>> Begin
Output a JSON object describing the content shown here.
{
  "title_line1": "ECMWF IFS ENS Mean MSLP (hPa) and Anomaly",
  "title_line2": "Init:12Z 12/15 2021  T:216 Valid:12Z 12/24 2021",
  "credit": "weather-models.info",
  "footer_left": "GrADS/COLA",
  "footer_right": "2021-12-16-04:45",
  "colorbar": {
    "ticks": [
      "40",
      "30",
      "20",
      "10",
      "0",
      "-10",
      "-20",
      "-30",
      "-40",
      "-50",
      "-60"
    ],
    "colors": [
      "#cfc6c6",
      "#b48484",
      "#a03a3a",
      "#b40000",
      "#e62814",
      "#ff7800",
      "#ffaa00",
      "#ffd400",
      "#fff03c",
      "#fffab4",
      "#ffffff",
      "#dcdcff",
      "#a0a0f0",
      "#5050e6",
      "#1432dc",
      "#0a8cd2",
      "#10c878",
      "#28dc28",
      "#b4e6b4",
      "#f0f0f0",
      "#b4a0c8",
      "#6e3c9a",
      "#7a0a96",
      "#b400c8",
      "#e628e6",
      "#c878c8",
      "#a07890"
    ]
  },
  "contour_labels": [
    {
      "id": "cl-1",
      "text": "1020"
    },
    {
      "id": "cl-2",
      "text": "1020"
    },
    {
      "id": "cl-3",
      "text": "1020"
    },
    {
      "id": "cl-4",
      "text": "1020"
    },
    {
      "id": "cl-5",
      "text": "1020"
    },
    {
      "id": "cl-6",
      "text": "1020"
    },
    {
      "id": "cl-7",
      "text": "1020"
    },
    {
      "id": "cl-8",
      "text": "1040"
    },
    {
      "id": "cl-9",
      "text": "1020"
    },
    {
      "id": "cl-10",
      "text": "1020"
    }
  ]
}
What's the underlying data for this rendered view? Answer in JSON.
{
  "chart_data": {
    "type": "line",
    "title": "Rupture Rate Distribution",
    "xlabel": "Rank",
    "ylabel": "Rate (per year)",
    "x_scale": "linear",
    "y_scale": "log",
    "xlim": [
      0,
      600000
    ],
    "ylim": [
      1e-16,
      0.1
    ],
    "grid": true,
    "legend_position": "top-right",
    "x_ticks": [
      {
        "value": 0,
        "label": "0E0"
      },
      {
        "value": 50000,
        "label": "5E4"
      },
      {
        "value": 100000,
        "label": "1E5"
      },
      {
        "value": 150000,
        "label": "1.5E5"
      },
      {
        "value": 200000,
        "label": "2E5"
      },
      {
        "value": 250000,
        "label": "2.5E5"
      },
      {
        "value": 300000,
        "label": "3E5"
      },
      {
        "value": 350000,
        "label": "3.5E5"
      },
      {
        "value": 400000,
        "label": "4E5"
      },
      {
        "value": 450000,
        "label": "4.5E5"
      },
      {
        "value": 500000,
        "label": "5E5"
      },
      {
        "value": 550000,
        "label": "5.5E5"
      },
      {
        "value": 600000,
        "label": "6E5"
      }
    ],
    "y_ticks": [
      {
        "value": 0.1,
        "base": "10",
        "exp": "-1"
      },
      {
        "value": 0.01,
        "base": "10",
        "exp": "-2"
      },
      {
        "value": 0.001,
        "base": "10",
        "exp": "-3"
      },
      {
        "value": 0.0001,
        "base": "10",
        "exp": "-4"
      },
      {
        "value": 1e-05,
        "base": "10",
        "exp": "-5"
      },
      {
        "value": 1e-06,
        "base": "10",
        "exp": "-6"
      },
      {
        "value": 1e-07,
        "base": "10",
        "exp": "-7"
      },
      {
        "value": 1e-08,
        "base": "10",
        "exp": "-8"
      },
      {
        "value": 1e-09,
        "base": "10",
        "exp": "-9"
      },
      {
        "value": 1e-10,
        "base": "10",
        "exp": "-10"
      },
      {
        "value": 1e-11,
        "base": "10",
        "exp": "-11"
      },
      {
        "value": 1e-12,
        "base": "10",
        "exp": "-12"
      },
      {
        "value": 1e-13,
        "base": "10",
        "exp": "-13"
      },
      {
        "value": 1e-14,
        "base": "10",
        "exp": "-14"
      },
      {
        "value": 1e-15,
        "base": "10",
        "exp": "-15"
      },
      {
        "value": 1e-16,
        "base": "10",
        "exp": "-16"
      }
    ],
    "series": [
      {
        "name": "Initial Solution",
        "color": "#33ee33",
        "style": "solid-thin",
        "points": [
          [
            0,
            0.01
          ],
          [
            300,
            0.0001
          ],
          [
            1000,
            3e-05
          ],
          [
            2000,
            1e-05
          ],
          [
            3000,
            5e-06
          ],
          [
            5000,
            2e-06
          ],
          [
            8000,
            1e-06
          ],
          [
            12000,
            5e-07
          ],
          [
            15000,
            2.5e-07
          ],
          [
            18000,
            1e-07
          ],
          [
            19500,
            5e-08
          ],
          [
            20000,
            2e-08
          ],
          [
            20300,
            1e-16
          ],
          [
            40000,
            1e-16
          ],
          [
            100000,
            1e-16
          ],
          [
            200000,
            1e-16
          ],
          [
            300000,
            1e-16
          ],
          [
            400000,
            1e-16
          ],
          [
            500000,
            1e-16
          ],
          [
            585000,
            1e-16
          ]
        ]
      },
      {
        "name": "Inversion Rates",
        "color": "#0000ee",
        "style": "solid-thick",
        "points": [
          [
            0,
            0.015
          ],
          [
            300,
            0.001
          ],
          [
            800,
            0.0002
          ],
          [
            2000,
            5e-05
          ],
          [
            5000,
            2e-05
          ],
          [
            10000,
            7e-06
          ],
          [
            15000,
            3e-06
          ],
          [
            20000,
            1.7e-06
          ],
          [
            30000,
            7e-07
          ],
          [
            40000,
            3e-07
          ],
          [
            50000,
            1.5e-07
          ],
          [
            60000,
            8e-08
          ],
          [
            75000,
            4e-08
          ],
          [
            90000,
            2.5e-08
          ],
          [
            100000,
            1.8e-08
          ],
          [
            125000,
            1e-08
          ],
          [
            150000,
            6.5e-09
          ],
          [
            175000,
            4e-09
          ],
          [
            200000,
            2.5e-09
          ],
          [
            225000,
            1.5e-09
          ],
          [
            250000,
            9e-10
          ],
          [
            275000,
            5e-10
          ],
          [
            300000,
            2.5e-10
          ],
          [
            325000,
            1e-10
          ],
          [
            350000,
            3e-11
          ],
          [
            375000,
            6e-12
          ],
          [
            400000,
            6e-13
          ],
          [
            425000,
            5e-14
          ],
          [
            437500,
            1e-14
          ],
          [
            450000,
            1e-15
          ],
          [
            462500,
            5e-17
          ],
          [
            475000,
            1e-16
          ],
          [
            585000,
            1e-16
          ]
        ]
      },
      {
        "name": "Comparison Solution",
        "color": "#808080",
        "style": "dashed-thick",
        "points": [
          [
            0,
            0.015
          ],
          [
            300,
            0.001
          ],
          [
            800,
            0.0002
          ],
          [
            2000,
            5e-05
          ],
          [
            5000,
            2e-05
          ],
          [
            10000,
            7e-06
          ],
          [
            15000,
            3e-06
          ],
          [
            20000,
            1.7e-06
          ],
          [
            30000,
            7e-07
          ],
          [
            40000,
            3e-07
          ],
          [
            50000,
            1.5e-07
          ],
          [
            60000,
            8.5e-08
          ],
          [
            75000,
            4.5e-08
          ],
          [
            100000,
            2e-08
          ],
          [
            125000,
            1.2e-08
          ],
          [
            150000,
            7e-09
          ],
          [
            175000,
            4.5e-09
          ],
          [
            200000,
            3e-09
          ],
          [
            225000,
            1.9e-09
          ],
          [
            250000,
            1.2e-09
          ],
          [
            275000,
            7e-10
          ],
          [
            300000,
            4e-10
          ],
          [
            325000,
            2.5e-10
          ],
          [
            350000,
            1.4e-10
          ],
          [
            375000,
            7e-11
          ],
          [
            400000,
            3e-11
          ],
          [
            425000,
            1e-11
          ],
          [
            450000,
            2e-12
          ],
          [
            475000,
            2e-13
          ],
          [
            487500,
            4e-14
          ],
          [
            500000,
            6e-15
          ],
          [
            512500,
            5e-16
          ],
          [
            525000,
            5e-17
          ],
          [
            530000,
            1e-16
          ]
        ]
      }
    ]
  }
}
>> End
Return every line from the records above that holds the word "name".

        "name": "Initial Solution",
        "name": "Inversion Rates",
        "name": "Comparison Solution",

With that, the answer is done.